* Document text *
--------------------------------
Regulators criticized company’s cover-up of data breach

After a data breach exposed information about 57 million user accounts and Uber covered it up (including paying hackers a ransom), multiple regulators criticized Uber’s response.

The FTC said it was “closely evaluating the serious issues raised.”

The New York Attorney’s General office said it opened an investigation of Uber’s actions. The Massachusetts Attorney General reported “serious concerns” about Uber’s conduct. Attorneys general in New York, Illinois, and Connecticut also opened investigations, as did the city of Portland, Oregon.

The UK Information Commissioner’s Office pointed out that “Deliberately concealing breaches from regulators and citizens could attract higher fines.” Current British law imposes penalties up to 500,000 pounds for failing to notify users and regulators about data breaches. More than 2.7 million UK users were affected.

Mexico’s National Institute of Transparency, Access to Information and Protection of Personal Data also criticized the breach and Uber’s response, seeking information about effects on Mexican citizens.

In addition, Uber faced three class action lawsuits alleging that it was negligent in its failure to protect consumer data.

Covered up 2016 hack, paid hackers to delete data, and failed to disclose to regulators

In an October 2016 attack, hackers extracted names, email addresses, and phone numbers of 50 million Uber riders (details), as well as personal information about 7 million drivers (including 600,000 US drivers license numbers). Details from Uber. A subsequent FTC investigation found that more than 25 million names and email addresses, and more than 22 million names and phone numbers, were affected.

Uber did not tell the public about the hack or alert the affected drivers or passengers. Nor did Uber tell regulators, although at the same time Uber was negotiating with the US FTC about other claims of privacy violations. As of November 2017, when the attack was publicly revealed, Uber admitted that it was required to disclose the hack because driver’s license information was among the information taken.

Instead of disclosing the hack to regulators or the public, Uber paid the hackers $100,000 to delete the data and not tell anyone what had happened. The New York Times reported that Uber also pushed the hackers to sign nondisclosure agreements, and that the company “made it appear” as if the $100,000 payout had been part of a “bug bounty” program (paying hackers to find problems) rather than a response to hackers’ demands.
--------------------------------
(Dataset excerpts)
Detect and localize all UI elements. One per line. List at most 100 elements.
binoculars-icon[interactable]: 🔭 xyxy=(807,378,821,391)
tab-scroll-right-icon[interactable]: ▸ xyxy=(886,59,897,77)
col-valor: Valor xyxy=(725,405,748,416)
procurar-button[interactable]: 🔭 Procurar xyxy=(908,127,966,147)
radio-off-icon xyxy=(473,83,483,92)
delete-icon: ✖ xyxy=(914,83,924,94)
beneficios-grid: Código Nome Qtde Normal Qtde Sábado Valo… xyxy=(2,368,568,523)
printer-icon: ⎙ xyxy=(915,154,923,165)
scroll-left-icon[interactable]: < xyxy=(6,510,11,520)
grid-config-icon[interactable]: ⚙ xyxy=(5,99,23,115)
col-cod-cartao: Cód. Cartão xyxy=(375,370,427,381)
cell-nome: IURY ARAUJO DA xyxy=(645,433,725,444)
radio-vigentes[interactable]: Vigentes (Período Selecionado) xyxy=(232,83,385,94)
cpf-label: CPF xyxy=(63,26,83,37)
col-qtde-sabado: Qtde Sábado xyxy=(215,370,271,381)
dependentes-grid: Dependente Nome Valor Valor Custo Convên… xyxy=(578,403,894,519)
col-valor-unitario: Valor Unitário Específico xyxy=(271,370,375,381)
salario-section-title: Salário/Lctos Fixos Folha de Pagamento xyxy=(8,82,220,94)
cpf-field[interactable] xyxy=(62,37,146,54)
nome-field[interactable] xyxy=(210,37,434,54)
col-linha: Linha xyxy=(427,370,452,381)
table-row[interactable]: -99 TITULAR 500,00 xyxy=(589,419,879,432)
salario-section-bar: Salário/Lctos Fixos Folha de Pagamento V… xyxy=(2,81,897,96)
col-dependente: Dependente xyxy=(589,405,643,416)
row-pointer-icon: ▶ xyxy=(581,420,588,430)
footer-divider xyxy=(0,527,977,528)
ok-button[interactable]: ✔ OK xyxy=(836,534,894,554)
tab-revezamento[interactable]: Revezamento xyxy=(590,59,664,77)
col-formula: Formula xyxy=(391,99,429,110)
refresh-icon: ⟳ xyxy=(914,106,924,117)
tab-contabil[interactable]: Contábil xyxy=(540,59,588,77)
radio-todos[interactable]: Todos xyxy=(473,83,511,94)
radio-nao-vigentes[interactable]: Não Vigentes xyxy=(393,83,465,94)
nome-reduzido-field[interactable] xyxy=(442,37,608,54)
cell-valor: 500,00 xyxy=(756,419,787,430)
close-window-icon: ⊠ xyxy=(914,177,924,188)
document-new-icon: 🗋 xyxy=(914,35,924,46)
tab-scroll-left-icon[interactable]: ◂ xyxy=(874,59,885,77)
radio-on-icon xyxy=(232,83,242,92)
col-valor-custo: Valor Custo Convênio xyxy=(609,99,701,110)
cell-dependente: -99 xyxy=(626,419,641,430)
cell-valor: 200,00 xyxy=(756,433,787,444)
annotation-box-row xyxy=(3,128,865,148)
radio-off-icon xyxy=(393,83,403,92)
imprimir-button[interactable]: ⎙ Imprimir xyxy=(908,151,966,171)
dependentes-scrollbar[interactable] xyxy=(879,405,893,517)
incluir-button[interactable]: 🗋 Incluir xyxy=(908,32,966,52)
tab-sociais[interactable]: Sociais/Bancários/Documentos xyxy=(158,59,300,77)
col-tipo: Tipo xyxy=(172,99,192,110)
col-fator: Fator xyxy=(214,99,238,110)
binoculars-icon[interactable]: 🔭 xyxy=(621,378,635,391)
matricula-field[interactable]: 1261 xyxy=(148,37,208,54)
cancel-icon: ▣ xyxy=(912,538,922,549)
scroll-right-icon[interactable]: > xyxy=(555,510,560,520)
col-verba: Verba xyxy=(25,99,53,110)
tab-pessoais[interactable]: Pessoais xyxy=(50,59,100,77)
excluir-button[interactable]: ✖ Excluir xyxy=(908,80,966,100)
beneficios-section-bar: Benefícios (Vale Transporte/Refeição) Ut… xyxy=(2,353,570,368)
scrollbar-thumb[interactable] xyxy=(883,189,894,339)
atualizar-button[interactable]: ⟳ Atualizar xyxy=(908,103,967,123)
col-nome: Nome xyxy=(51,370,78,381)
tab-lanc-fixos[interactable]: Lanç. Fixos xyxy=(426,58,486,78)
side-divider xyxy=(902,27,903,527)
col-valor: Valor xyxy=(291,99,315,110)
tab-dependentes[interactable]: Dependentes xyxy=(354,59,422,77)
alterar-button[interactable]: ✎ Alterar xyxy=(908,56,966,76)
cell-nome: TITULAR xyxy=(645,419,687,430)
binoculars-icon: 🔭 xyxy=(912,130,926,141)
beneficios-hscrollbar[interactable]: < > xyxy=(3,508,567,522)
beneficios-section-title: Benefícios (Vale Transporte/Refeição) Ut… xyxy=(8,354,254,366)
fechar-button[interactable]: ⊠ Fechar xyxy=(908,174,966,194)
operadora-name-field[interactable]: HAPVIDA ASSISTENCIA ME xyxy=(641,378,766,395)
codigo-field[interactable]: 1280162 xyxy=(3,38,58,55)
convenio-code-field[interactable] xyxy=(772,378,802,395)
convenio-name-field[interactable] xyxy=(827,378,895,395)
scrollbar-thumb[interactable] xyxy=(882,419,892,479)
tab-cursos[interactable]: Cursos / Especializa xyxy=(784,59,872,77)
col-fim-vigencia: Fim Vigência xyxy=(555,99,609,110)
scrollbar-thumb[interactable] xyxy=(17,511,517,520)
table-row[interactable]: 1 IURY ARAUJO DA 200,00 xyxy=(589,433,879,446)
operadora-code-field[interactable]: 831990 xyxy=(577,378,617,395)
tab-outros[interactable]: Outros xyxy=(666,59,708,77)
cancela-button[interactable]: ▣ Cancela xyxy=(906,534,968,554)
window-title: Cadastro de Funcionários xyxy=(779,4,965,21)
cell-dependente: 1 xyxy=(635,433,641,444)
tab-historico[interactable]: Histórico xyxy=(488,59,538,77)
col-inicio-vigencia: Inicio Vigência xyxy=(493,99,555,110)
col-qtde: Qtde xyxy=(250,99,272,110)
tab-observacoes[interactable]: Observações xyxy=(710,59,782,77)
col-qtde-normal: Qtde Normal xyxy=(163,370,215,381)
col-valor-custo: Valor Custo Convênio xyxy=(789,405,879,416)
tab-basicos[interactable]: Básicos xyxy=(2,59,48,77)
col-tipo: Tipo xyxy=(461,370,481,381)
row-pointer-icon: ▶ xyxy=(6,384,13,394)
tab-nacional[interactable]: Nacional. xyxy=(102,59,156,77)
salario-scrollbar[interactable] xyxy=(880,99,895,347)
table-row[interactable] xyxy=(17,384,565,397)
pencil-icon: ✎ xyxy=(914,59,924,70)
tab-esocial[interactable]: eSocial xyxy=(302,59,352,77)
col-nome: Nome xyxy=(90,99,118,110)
--------------------------------
* Action item *
Reproduce the passage of the Uber data breach text between "The New York Attorney’s" and "users were affected.", inclusive, without changing any wording.

* Written solution *
The New York Attorney’s General office said it opened an investigation of Uber’s actions. The Massachusetts Attorney General reported “serious concerns” about Uber’s conduct. Attorneys general in New York, Illinois, and Connecticut also opened investigations, as did the city of Portland, Oregon.

The UK Information Commissioner’s Office pointed out that “Deliberately concealing breaches from regulators and citizens could attract higher fines.” Current British law imposes penalties up to 500,000 pounds for failing to notify users and regulators about data breaches. More than 2.7 million UK users were affected.